* Estratto fornito
★ ★ ★

I combattenti del battaglione sono accusati di attaccare le minoranze etniche e gli oppositori, di essere violenti nei confronti dei russofoni che abitano in Ucraina, di ricorrere alla tortura. La lista delle organizzazioni terroristiche in Russia è lunga e al suo interno c’è anche la fondazione  anticorruzione di Alexei Navalny, l’oppositore di Vladimir Putin mandato in una colonia penale secondo una condanna per cui la pena si allunga, anziché diminuire, di anno in anno. Qualunque movimento o  persona che non piace al Cremlino  rischia di essere equiparato allo Stato islamico.  La decisione di Mosca contro il battaglione Azov ha validità immediata e vuol dire che i combattenti  non saranno più trattati secondo le regole e le tutele riservate ai prigionieri di guerra. Alla fine dell’assedio delle acciaierie Azovstal, che ha segnato la caduta in mano russa della città di Mariupol, le autorità ucraine e russe si erano accordate sulla possibilità di procedere a uno scambio di prigionieri: gli uomini del battaglione Azov che avevano difeso la struttura per ottantadue giorni avevano permesso di rallentare l’avanzata di Mosca nel Donbas, la resistenza dentro alle viscere delle acciaierie aveva una funzione strategica che per Kyiv è stata fondamentale. I combattenti erano stati fatti prigionieri dai russi, gli ucraini si aspettavano di poter procedere a uno scambio, ma da subito Mosca aveva dimostrato di avere altri progetti per gli uomini del battaglione: erano loro i nazisti dai quali la Russia deve liberare l’Ucraina, rimandarli a casa sarebbe stato difficile da spiegare al pubblico russo e ai falchi del Cremlino che suggerivano piuttosto di metterli nelle mani dei separatisti filorussi, pronti a condannarli a morte. Ora che gli uomini del battaglione  sono considerati terroristi non potranno essere scambiati  con i regolari soldati di Mosca.

★ ★ ★

* Dati forniti

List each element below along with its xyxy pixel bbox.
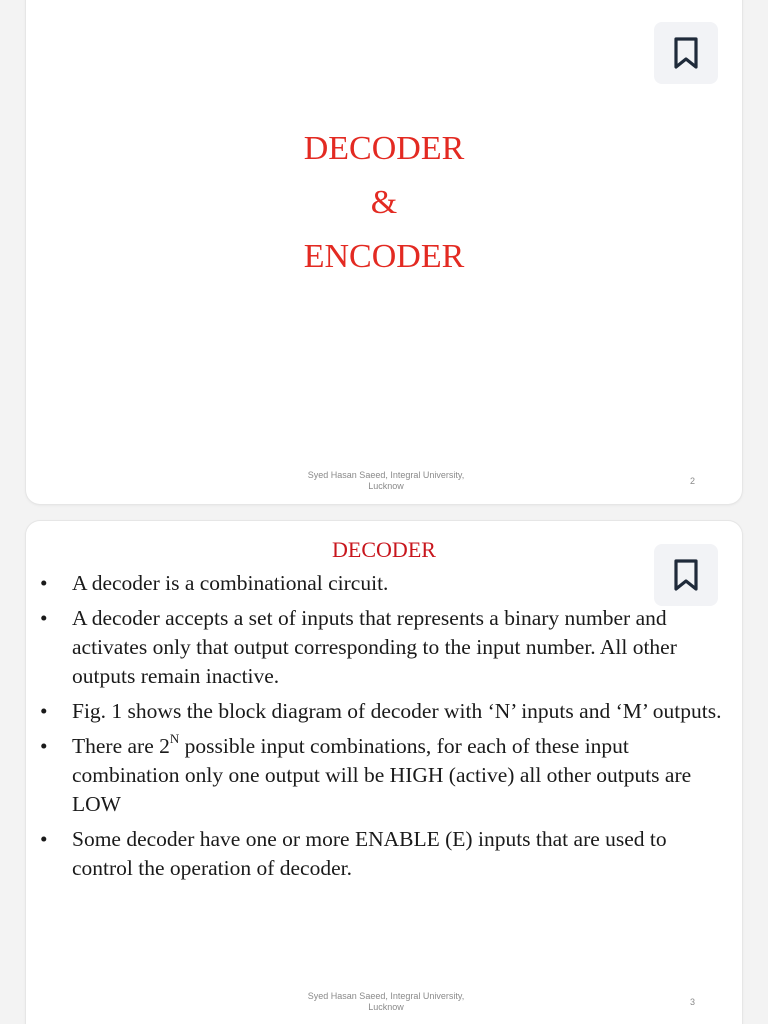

★ ★ ★

* Problema da risolvere
Secondo l'estratto fornito, per quanti giorni gli uomini del battaglione Azov avevano difeso le acciaierie Azovstal?

* Soluzione proposta
Per ottantadue giorni.